(DATA SUPPLIED begins)

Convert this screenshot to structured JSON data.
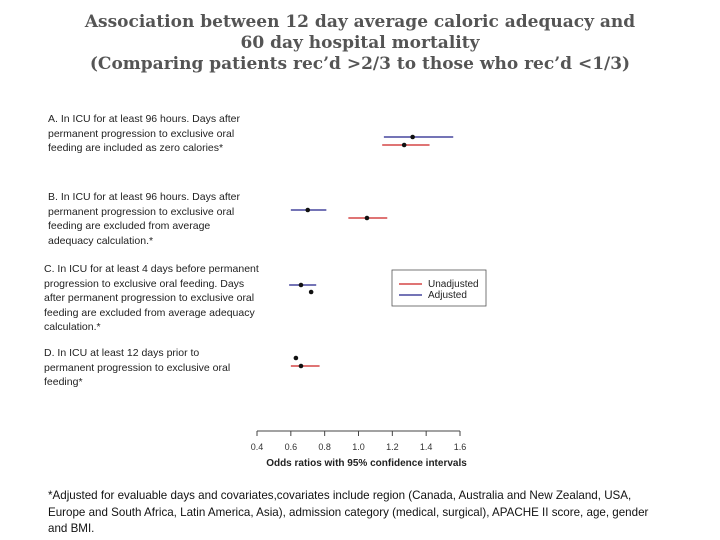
{
  "title": {
    "line1": "Association between 12 day average caloric adequacy and",
    "line2": "60 day hospital mortality",
    "line3": "(Comparing patients rec’d >2/3 to those who rec’d <1/3)"
  },
  "panels": [
    {
      "letter": "A",
      "text": ". In ICU for at least 96 hours. Days after permanent progression to exclusive oral feeding are included as zero calories*"
    },
    {
      "letter": "B",
      "text": ". In ICU for at least 96 hours. Days after permanent progression to exclusive oral feeding are excluded from average adequacy calculation.*"
    },
    {
      "letter": "C",
      "text": ". In ICU for at least 4 days before permanent progression to exclusive oral feeding. Days after permanent progression to exclusive oral feeding are excluded from average adequacy calculation.*"
    },
    {
      "letter": "D",
      "text": ". In ICU at least 12 days prior to permanent progression to exclusive oral feeding*"
    }
  ],
  "footnote": "*Adjusted for evaluable days and covariates,covariates include region (Canada, Australia and New Zealand, USA, Europe and South Africa, Latin America, Asia), admission category (medical, surgical), APACHE II score, age, gender and BMI.",
  "chart_data": {
    "type": "forest",
    "xlabel": "Odds ratios with 95% confidence intervals",
    "xlim": [
      0.4,
      1.6
    ],
    "ticks": [
      "0.4",
      "0.6",
      "0.8",
      "1.0",
      "1.2",
      "1.4",
      "1.6"
    ],
    "legend": [
      "Unadjusted",
      "Adjusted"
    ],
    "colors": {
      "Unadjusted": "#cc2222",
      "Adjusted": "#22228a"
    },
    "rows": [
      {
        "panel": "A",
        "series": "Adjusted",
        "estimate": 1.32,
        "low": 1.15,
        "high": 1.56
      },
      {
        "panel": "A",
        "series": "Unadjusted",
        "estimate": 1.27,
        "low": 1.14,
        "high": 1.42
      },
      {
        "panel": "B",
        "series": "Adjusted",
        "estimate": 0.7,
        "low": 0.6,
        "high": 0.81
      },
      {
        "panel": "B",
        "series": "Unadjusted",
        "estimate": 1.05,
        "low": 0.94,
        "high": 1.17
      },
      {
        "panel": "C",
        "series": "Adjusted",
        "estimate": 0.66,
        "low": 0.59,
        "high": 0.75
      },
      {
        "panel": "C",
        "series": "Unadjusted",
        "estimate": 0.72,
        "low": null,
        "high": null
      },
      {
        "panel": "D",
        "series": "Adjusted",
        "estimate": 0.63,
        "low": null,
        "high": null
      },
      {
        "panel": "D",
        "series": "Unadjusted",
        "estimate": 0.66,
        "low": 0.6,
        "high": 0.77
      }
    ]
  }
}
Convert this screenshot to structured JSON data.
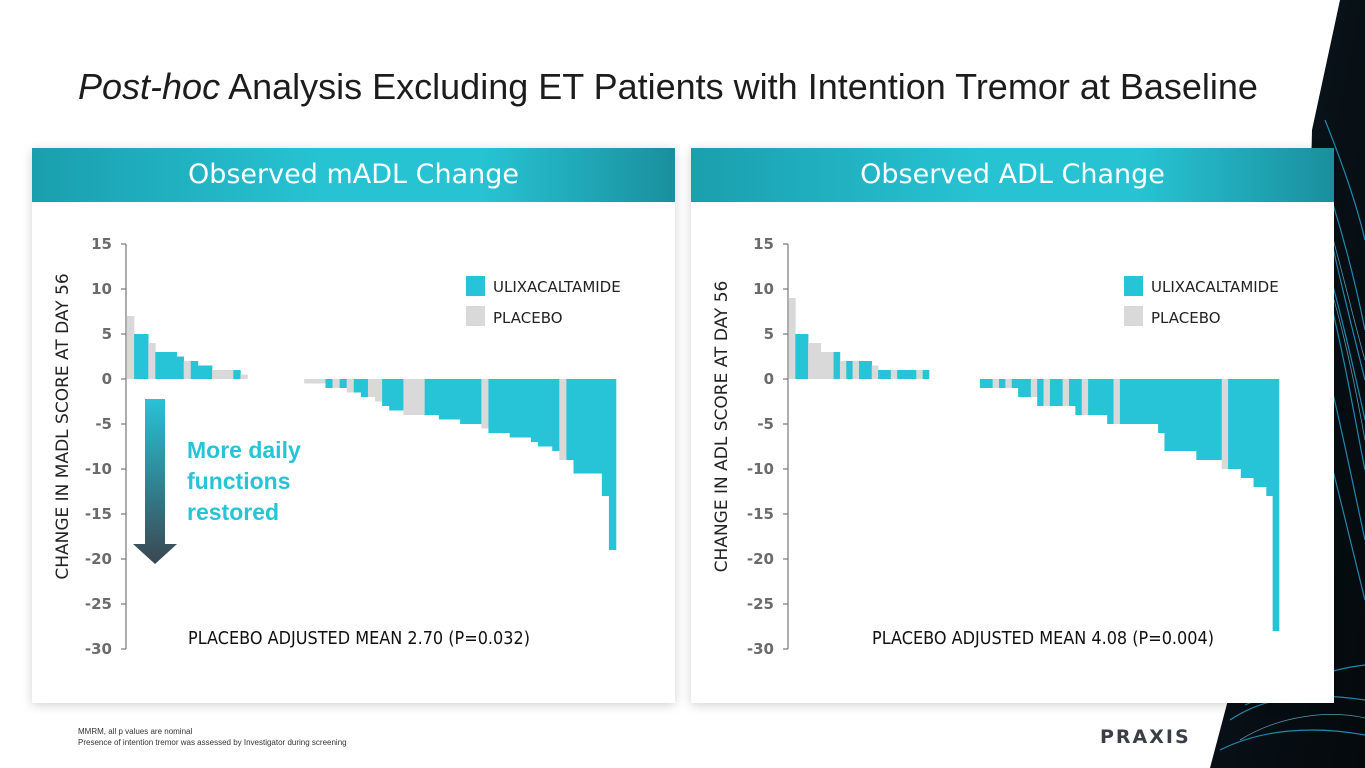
{
  "title": {
    "italic": "Post-hoc",
    "rest": " Analysis Excluding ET Patients with Intention Tremor at Baseline"
  },
  "colors": {
    "ulix": "#27c3d6",
    "placebo": "#d9d9d9",
    "axis": "#777777",
    "arrow_top": "#27c3d6",
    "arrow_bottom": "#3b4650"
  },
  "annotation": {
    "line1": "More daily",
    "line2": "functions",
    "line3": "restored"
  },
  "chart_data": [
    {
      "type": "bar",
      "title": "Observed mADL Change",
      "ylabel": "CHANGE IN MADL SCORE AT DAY 56",
      "ylim": [
        -30,
        15
      ],
      "yticks": [
        "15",
        "10",
        "5",
        "0",
        "-5",
        "-10",
        "-15",
        "-20",
        "-25",
        "-30"
      ],
      "legend": [
        "ULIXACALTAMIDE",
        "PLACEBO"
      ],
      "footer": "PLACEBO ADJUSTED MEAN 2.70 (P=0.032)",
      "bars": [
        {
          "g": "p",
          "v": 7
        },
        {
          "g": "u",
          "v": 5
        },
        {
          "g": "u",
          "v": 5
        },
        {
          "g": "p",
          "v": 4
        },
        {
          "g": "u",
          "v": 3
        },
        {
          "g": "u",
          "v": 3
        },
        {
          "g": "u",
          "v": 3
        },
        {
          "g": "u",
          "v": 2.5
        },
        {
          "g": "p",
          "v": 2
        },
        {
          "g": "u",
          "v": 2
        },
        {
          "g": "u",
          "v": 1.5
        },
        {
          "g": "u",
          "v": 1.5
        },
        {
          "g": "p",
          "v": 1
        },
        {
          "g": "p",
          "v": 1
        },
        {
          "g": "p",
          "v": 1
        },
        {
          "g": "u",
          "v": 1
        },
        {
          "g": "p",
          "v": 0.5
        },
        {
          "g": "p",
          "v": 0
        },
        {
          "g": "p",
          "v": 0
        },
        {
          "g": "p",
          "v": 0
        },
        {
          "g": "p",
          "v": 0
        },
        {
          "g": "p",
          "v": 0
        },
        {
          "g": "p",
          "v": 0
        },
        {
          "g": "p",
          "v": 0
        },
        {
          "g": "p",
          "v": 0
        },
        {
          "g": "p",
          "v": -0.5
        },
        {
          "g": "p",
          "v": -0.5
        },
        {
          "g": "p",
          "v": -0.5
        },
        {
          "g": "u",
          "v": -1
        },
        {
          "g": "p",
          "v": -1
        },
        {
          "g": "u",
          "v": -1
        },
        {
          "g": "p",
          "v": -1.5
        },
        {
          "g": "u",
          "v": -1.5
        },
        {
          "g": "u",
          "v": -2
        },
        {
          "g": "p",
          "v": -2
        },
        {
          "g": "p",
          "v": -2.5
        },
        {
          "g": "u",
          "v": -3
        },
        {
          "g": "u",
          "v": -3.5
        },
        {
          "g": "u",
          "v": -3.5
        },
        {
          "g": "p",
          "v": -4
        },
        {
          "g": "p",
          "v": -4
        },
        {
          "g": "p",
          "v": -4
        },
        {
          "g": "u",
          "v": -4
        },
        {
          "g": "u",
          "v": -4
        },
        {
          "g": "u",
          "v": -4.5
        },
        {
          "g": "u",
          "v": -4.5
        },
        {
          "g": "u",
          "v": -4.5
        },
        {
          "g": "u",
          "v": -5
        },
        {
          "g": "u",
          "v": -5
        },
        {
          "g": "u",
          "v": -5
        },
        {
          "g": "p",
          "v": -5.5
        },
        {
          "g": "u",
          "v": -6
        },
        {
          "g": "u",
          "v": -6
        },
        {
          "g": "u",
          "v": -6
        },
        {
          "g": "u",
          "v": -6.5
        },
        {
          "g": "u",
          "v": -6.5
        },
        {
          "g": "u",
          "v": -6.5
        },
        {
          "g": "u",
          "v": -7
        },
        {
          "g": "u",
          "v": -7.5
        },
        {
          "g": "u",
          "v": -7.5
        },
        {
          "g": "u",
          "v": -8
        },
        {
          "g": "p",
          "v": -9
        },
        {
          "g": "u",
          "v": -9
        },
        {
          "g": "u",
          "v": -10.5
        },
        {
          "g": "u",
          "v": -10.5
        },
        {
          "g": "u",
          "v": -10.5
        },
        {
          "g": "u",
          "v": -10.5
        },
        {
          "g": "u",
          "v": -13
        },
        {
          "g": "u",
          "v": -19
        }
      ]
    },
    {
      "type": "bar",
      "title": "Observed ADL Change",
      "ylabel": "CHANGE IN ADL SCORE AT DAY 56",
      "ylim": [
        -30,
        15
      ],
      "yticks": [
        "15",
        "10",
        "5",
        "0",
        "-5",
        "-10",
        "-15",
        "-20",
        "-25",
        "-30"
      ],
      "legend": [
        "ULIXACALTAMIDE",
        "PLACEBO"
      ],
      "footer": "PLACEBO ADJUSTED MEAN 4.08 (P=0.004)",
      "bars": [
        {
          "g": "p",
          "v": 9
        },
        {
          "g": "u",
          "v": 5
        },
        {
          "g": "u",
          "v": 5
        },
        {
          "g": "p",
          "v": 4
        },
        {
          "g": "p",
          "v": 4
        },
        {
          "g": "p",
          "v": 3
        },
        {
          "g": "p",
          "v": 3
        },
        {
          "g": "u",
          "v": 3
        },
        {
          "g": "p",
          "v": 2
        },
        {
          "g": "u",
          "v": 2
        },
        {
          "g": "p",
          "v": 2
        },
        {
          "g": "u",
          "v": 2
        },
        {
          "g": "u",
          "v": 2
        },
        {
          "g": "p",
          "v": 1.5
        },
        {
          "g": "u",
          "v": 1
        },
        {
          "g": "u",
          "v": 1
        },
        {
          "g": "p",
          "v": 1
        },
        {
          "g": "u",
          "v": 1
        },
        {
          "g": "u",
          "v": 1
        },
        {
          "g": "u",
          "v": 1
        },
        {
          "g": "p",
          "v": 1
        },
        {
          "g": "u",
          "v": 1
        },
        {
          "g": "p",
          "v": 0
        },
        {
          "g": "p",
          "v": 0
        },
        {
          "g": "p",
          "v": 0
        },
        {
          "g": "p",
          "v": 0
        },
        {
          "g": "p",
          "v": 0
        },
        {
          "g": "p",
          "v": 0
        },
        {
          "g": "p",
          "v": 0
        },
        {
          "g": "p",
          "v": 0
        },
        {
          "g": "u",
          "v": -1
        },
        {
          "g": "u",
          "v": -1
        },
        {
          "g": "p",
          "v": -1
        },
        {
          "g": "u",
          "v": -1
        },
        {
          "g": "p",
          "v": -1
        },
        {
          "g": "u",
          "v": -1
        },
        {
          "g": "u",
          "v": -2
        },
        {
          "g": "u",
          "v": -2
        },
        {
          "g": "p",
          "v": -2
        },
        {
          "g": "u",
          "v": -3
        },
        {
          "g": "p",
          "v": -3
        },
        {
          "g": "u",
          "v": -3
        },
        {
          "g": "u",
          "v": -3
        },
        {
          "g": "p",
          "v": -3
        },
        {
          "g": "u",
          "v": -3
        },
        {
          "g": "u",
          "v": -4
        },
        {
          "g": "p",
          "v": -4
        },
        {
          "g": "u",
          "v": -4
        },
        {
          "g": "u",
          "v": -4
        },
        {
          "g": "u",
          "v": -4
        },
        {
          "g": "u",
          "v": -5
        },
        {
          "g": "p",
          "v": -5
        },
        {
          "g": "u",
          "v": -5
        },
        {
          "g": "u",
          "v": -5
        },
        {
          "g": "u",
          "v": -5
        },
        {
          "g": "u",
          "v": -5
        },
        {
          "g": "u",
          "v": -5
        },
        {
          "g": "u",
          "v": -5
        },
        {
          "g": "u",
          "v": -6
        },
        {
          "g": "u",
          "v": -8
        },
        {
          "g": "u",
          "v": -8
        },
        {
          "g": "u",
          "v": -8
        },
        {
          "g": "u",
          "v": -8
        },
        {
          "g": "u",
          "v": -8
        },
        {
          "g": "u",
          "v": -9
        },
        {
          "g": "u",
          "v": -9
        },
        {
          "g": "u",
          "v": -9
        },
        {
          "g": "u",
          "v": -9
        },
        {
          "g": "p",
          "v": -10
        },
        {
          "g": "u",
          "v": -10
        },
        {
          "g": "u",
          "v": -10
        },
        {
          "g": "u",
          "v": -11
        },
        {
          "g": "u",
          "v": -11
        },
        {
          "g": "u",
          "v": -12
        },
        {
          "g": "u",
          "v": -12
        },
        {
          "g": "u",
          "v": -13
        },
        {
          "g": "u",
          "v": -28
        }
      ]
    }
  ],
  "footnotes": [
    "MMRM, all p values are nominal",
    "Presence of intention tremor was assessed by Investigator during screening"
  ],
  "logo": "PRAXIS"
}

(DATA SUPPLIED ends)

TASK ITEM -
All lines in the data that contain the word "with" should be copied.

TASK RESULT -
    "xlabel": "Odds ratios with 95% confidence intervals",
    "rest": " Analysis Excluding ET Patients with Intention Tremor at Baseline"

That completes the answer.